──────── Data rows

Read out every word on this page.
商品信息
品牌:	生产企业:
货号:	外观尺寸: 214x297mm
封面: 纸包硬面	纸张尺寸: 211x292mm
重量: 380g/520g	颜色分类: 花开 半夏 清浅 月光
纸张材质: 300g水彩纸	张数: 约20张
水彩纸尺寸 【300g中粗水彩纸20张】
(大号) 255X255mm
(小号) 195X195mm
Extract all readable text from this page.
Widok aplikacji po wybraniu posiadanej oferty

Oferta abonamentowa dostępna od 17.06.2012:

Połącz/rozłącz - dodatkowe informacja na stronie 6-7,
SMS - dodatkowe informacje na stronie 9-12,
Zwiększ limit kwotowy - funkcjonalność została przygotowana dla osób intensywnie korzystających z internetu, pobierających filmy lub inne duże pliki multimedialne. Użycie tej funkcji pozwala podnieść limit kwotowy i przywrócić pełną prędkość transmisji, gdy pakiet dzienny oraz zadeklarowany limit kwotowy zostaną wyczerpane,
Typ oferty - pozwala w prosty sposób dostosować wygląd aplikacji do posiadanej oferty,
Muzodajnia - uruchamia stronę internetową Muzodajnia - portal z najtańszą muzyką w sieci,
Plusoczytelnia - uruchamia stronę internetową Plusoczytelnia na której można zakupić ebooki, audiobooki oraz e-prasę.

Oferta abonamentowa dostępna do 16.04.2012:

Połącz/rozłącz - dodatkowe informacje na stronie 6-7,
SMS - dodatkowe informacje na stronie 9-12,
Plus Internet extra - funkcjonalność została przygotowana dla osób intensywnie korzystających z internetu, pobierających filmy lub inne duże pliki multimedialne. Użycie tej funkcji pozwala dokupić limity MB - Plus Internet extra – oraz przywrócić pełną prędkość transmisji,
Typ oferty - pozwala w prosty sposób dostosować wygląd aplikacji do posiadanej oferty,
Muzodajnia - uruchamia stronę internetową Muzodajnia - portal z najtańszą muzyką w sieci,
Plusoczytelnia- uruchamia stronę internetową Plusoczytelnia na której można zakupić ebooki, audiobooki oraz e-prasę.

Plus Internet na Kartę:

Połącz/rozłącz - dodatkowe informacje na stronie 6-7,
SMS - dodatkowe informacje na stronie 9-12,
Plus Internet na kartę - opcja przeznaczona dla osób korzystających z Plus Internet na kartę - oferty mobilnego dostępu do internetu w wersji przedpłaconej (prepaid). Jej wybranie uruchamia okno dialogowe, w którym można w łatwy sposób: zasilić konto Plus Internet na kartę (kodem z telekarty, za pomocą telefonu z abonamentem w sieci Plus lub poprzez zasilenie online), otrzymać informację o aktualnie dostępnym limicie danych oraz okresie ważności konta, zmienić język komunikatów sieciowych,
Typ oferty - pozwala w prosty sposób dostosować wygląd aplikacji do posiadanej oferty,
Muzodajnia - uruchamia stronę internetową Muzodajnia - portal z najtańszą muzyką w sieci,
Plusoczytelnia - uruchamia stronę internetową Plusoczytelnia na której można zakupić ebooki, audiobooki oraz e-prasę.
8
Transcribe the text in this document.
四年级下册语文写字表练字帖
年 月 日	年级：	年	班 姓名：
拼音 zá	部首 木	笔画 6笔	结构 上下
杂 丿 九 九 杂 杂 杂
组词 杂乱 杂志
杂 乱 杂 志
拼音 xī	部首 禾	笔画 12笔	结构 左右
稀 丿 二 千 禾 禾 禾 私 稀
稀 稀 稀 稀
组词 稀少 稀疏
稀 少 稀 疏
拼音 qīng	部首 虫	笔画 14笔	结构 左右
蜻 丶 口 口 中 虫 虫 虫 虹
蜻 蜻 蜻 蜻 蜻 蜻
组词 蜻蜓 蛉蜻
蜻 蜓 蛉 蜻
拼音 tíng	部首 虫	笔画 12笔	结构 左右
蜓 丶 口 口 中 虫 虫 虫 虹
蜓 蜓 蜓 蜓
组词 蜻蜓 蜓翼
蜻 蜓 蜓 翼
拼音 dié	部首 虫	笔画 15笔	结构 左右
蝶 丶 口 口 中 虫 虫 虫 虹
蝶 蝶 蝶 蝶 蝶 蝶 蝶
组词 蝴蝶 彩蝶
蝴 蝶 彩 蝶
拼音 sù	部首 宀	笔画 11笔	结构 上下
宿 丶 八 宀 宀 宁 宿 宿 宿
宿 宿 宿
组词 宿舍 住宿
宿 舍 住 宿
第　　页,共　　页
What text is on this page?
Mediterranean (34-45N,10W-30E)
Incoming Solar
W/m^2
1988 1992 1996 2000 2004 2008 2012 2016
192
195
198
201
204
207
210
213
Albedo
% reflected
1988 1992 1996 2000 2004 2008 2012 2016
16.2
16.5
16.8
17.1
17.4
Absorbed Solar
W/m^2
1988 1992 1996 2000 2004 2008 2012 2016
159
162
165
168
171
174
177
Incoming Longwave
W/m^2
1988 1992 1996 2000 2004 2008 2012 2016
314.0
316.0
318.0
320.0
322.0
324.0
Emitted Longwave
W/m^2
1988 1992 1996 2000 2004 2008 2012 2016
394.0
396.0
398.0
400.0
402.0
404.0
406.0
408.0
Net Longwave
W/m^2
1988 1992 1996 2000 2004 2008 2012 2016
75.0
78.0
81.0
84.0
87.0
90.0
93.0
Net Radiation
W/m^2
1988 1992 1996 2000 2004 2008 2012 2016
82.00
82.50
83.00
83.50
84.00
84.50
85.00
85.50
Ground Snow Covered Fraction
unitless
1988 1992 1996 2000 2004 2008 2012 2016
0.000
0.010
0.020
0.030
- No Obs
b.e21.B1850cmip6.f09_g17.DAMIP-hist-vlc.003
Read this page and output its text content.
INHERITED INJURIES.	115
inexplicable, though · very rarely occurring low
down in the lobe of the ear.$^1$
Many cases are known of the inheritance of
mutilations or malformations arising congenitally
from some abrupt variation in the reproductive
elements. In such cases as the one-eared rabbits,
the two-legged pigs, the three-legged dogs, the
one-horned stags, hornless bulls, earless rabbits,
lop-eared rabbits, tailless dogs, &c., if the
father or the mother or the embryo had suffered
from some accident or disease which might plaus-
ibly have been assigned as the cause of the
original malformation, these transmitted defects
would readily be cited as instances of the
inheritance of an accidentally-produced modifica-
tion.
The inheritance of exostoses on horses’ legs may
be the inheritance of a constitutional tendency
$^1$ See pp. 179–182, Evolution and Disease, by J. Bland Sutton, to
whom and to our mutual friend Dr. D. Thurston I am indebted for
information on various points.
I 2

────────────────

__Problem to work on__: Retype the records that precede this task, keeping them exactly the same.

__Answer in full__:
Read out every word on this page.
商品信息
品牌:	生产企业:
货号:	外观尺寸: 214x297mm
封面: 纸包硬面	纸张尺寸: 211x292mm
重量: 380g/520g	颜色分类: 花开 半夏 清浅 月光
纸张材质: 300g水彩纸	张数: 约20张
水彩纸尺寸 【300g中粗水彩纸20张】
(大号) 255X255mm
(小号) 195X195mm
Extract all readable text from this page.
Widok aplikacji po wybraniu posiadanej oferty

Oferta abonamentowa dostępna od 17.06.2012:

Połącz/rozłącz - dodatkowe informacja na stronie 6-7,
SMS - dodatkowe informacje na stronie 9-12,
Zwiększ limit kwotowy - funkcjonalność została przygotowana dla osób intensywnie korzystających z internetu, pobierających filmy lub inne duże pliki multimedialne. Użycie tej funkcji pozwala podnieść limit kwotowy i przywrócić pełną prędkość transmisji, gdy pakiet dzienny oraz zadeklarowany limit kwotowy zostaną wyczerpane,
Typ oferty - pozwala w prosty sposób dostosować wygląd aplikacji do posiadanej oferty,
Muzodajnia - uruchamia stronę internetową Muzodajnia - portal z najtańszą muzyką w sieci,
Plusoczytelnia - uruchamia stronę internetową Plusoczytelnia na której można zakupić ebooki, audiobooki oraz e-prasę.

Oferta abonamentowa dostępna do 16.04.2012:

Połącz/rozłącz - dodatkowe informacje na stronie 6-7,
SMS - dodatkowe informacje na stronie 9-12,
Plus Internet extra - funkcjonalność została przygotowana dla osób intensywnie korzystających z internetu, pobierających filmy lub inne duże pliki multimedialne. Użycie tej funkcji pozwala dokupić limity MB - Plus Internet extra – oraz przywrócić pełną prędkość transmisji,
Typ oferty - pozwala w prosty sposób dostosować wygląd aplikacji do posiadanej oferty,
Muzodajnia - uruchamia stronę internetową Muzodajnia - portal z najtańszą muzyką w sieci,
Plusoczytelnia- uruchamia stronę internetową Plusoczytelnia na której można zakupić ebooki, audiobooki oraz e-prasę.

Plus Internet na Kartę:

Połącz/rozłącz - dodatkowe informacje na stronie 6-7,
SMS - dodatkowe informacje na stronie 9-12,
Plus Internet na kartę - opcja przeznaczona dla osób korzystających z Plus Internet na kartę - oferty mobilnego dostępu do internetu w wersji przedpłaconej (prepaid). Jej wybranie uruchamia okno dialogowe, w którym można w łatwy sposób: zasilić konto Plus Internet na kartę (kodem z telekarty, za pomocą telefonu z abonamentem w sieci Plus lub poprzez zasilenie online), otrzymać informację o aktualnie dostępnym limicie danych oraz okresie ważności konta, zmienić język komunikatów sieciowych,
Typ oferty - pozwala w prosty sposób dostosować wygląd aplikacji do posiadanej oferty,
Muzodajnia - uruchamia stronę internetową Muzodajnia - portal z najtańszą muzyką w sieci,
Plusoczytelnia - uruchamia stronę internetową Plusoczytelnia na której można zakupić ebooki, audiobooki oraz e-prasę.
8
Transcribe the text in this document.
四年级下册语文写字表练字帖
年 月 日	年级：	年	班 姓名：
拼音 zá	部首 木	笔画 6笔	结构 上下
杂 丿 九 九 杂 杂 杂
组词 杂乱 杂志
杂 乱 杂 志
拼音 xī	部首 禾	笔画 12笔	结构 左右
稀 丿 二 千 禾 禾 禾 私 稀
稀 稀 稀 稀
组词 稀少 稀疏
稀 少 稀 疏
拼音 qīng	部首 虫	笔画 14笔	结构 左右
蜻 丶 口 口 中 虫 虫 虫 虹
蜻 蜻 蜻 蜻 蜻 蜻
组词 蜻蜓 蛉蜻
蜻 蜓 蛉 蜻
拼音 tíng	部首 虫	笔画 12笔	结构 左右
蜓 丶 口 口 中 虫 虫 虫 虹
蜓 蜓 蜓 蜓
组词 蜻蜓 蜓翼
蜻 蜓 蜓 翼
拼音 dié	部首 虫	笔画 15笔	结构 左右
蝶 丶 口 口 中 虫 虫 虫 虹
蝶 蝶 蝶 蝶 蝶 蝶 蝶
组词 蝴蝶 彩蝶
蝴 蝶 彩 蝶
拼音 sù	部首 宀	笔画 11笔	结构 上下
宿 丶 八 宀 宀 宁 宿 宿 宿
宿 宿 宿
组词 宿舍 住宿
宿 舍 住 宿
第　　页,共　　页
What text is on this page?
Mediterranean (34-45N,10W-30E)
Incoming Solar
W/m^2
1988 1992 1996 2000 2004 2008 2012 2016
192
195
198
201
204
207
210
213
Albedo
% reflected
1988 1992 1996 2000 2004 2008 2012 2016
16.2
16.5
16.8
17.1
17.4
Absorbed Solar
W/m^2
1988 1992 1996 2000 2004 2008 2012 2016
159
162
165
168
171
174
177
Incoming Longwave
W/m^2
1988 1992 1996 2000 2004 2008 2012 2016
314.0
316.0
318.0
320.0
322.0
324.0
Emitted Longwave
W/m^2
1988 1992 1996 2000 2004 2008 2012 2016
394.0
396.0
398.0
400.0
402.0
404.0
406.0
408.0
Net Longwave
W/m^2
1988 1992 1996 2000 2004 2008 2012 2016
75.0
78.0
81.0
84.0
87.0
90.0
93.0
Net Radiation
W/m^2
1988 1992 1996 2000 2004 2008 2012 2016
82.00
82.50
83.00
83.50
84.00
84.50
85.00
85.50
Ground Snow Covered Fraction
unitless
1988 1992 1996 2000 2004 2008 2012 2016
0.000
0.010
0.020
0.030
- No Obs
b.e21.B1850cmip6.f09_g17.DAMIP-hist-vlc.003
Read this page and output its text content.
INHERITED INJURIES.	115
inexplicable, though · very rarely occurring low
down in the lobe of the ear.$^1$
Many cases are known of the inheritance of
mutilations or malformations arising congenitally
from some abrupt variation in the reproductive
elements. In such cases as the one-eared rabbits,
the two-legged pigs, the three-legged dogs, the
one-horned stags, hornless bulls, earless rabbits,
lop-eared rabbits, tailless dogs, &c., if the
father or the mother or the embryo had suffered
from some accident or disease which might plaus-
ibly have been assigned as the cause of the
original malformation, these transmitted defects
would readily be cited as instances of the
inheritance of an accidentally-produced modifica-
tion.
The inheritance of exostoses on horses’ legs may
be the inheritance of a constitutional tendency
$^1$ See pp. 179–182, Evolution and Disease, by J. Bland Sutton, to
whom and to our mutual friend Dr. D. Thurston I am indebted for
information on various points.
I 2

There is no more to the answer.